§ **TASK PROMPT**: Reproduce each of the lines below without changing anything.

§ **EXERCISE MATERIALS**:
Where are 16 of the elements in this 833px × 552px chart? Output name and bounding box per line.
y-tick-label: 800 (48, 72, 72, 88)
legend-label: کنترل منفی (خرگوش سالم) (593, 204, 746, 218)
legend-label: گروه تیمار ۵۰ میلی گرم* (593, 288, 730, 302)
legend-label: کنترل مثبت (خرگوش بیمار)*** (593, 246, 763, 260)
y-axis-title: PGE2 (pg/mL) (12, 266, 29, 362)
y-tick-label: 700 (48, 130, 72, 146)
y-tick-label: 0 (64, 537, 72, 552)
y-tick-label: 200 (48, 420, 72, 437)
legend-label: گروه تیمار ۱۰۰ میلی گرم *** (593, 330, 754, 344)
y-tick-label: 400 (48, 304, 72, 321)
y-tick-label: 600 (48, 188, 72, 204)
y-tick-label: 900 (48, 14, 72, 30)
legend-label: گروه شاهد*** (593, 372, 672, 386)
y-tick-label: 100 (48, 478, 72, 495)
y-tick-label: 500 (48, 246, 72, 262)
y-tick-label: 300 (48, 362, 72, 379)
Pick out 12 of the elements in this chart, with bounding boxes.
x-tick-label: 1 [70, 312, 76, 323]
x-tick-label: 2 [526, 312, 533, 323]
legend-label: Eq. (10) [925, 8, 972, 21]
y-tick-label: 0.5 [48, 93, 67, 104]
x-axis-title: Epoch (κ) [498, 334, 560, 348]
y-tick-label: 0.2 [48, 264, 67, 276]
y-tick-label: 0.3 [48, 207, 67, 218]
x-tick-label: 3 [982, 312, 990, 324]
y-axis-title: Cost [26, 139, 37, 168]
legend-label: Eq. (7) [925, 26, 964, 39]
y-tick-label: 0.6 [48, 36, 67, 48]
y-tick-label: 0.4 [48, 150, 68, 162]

§ **WRITTEN ANSWER**:
Where are 16 of the elements in this 833px × 552px chart? Output name and bounding box per line.
y-tick-label: 800 (48, 72, 72, 88)
legend-label: کنترل منفی (خرگوش سالم) (593, 204, 746, 218)
legend-label: گروه تیمار ۵۰ میلی گرم* (593, 288, 730, 302)
legend-label: کنترل مثبت (خرگوش بیمار)*** (593, 246, 763, 260)
y-axis-title: PGE2 (pg/mL) (12, 266, 29, 362)
y-tick-label: 700 (48, 130, 72, 146)
y-tick-label: 0 (64, 537, 72, 552)
y-tick-label: 200 (48, 420, 72, 437)
legend-label: گروه تیمار ۱۰۰ میلی گرم *** (593, 330, 754, 344)
y-tick-label: 400 (48, 304, 72, 321)
y-tick-label: 600 (48, 188, 72, 204)
y-tick-label: 900 (48, 14, 72, 30)
legend-label: گروه شاهد*** (593, 372, 672, 386)
y-tick-label: 100 (48, 478, 72, 495)
y-tick-label: 500 (48, 246, 72, 262)
y-tick-label: 300 (48, 362, 72, 379)
Pick out 12 of the elements in this chart, with bounding boxes.
x-tick-label: 1 [70, 312, 76, 323]
x-tick-label: 2 [526, 312, 533, 323]
legend-label: Eq. (10) [925, 8, 972, 21]
y-tick-label: 0.5 [48, 93, 67, 104]
x-axis-title: Epoch (κ) [498, 334, 560, 348]
y-tick-label: 0.2 [48, 264, 67, 276]
y-tick-label: 0.3 [48, 207, 67, 218]
x-tick-label: 3 [982, 312, 990, 324]
y-axis-title: Cost [26, 139, 37, 168]
legend-label: Eq. (7) [925, 26, 964, 39]
y-tick-label: 0.6 [48, 36, 67, 48]
y-tick-label: 0.4 [48, 150, 68, 162]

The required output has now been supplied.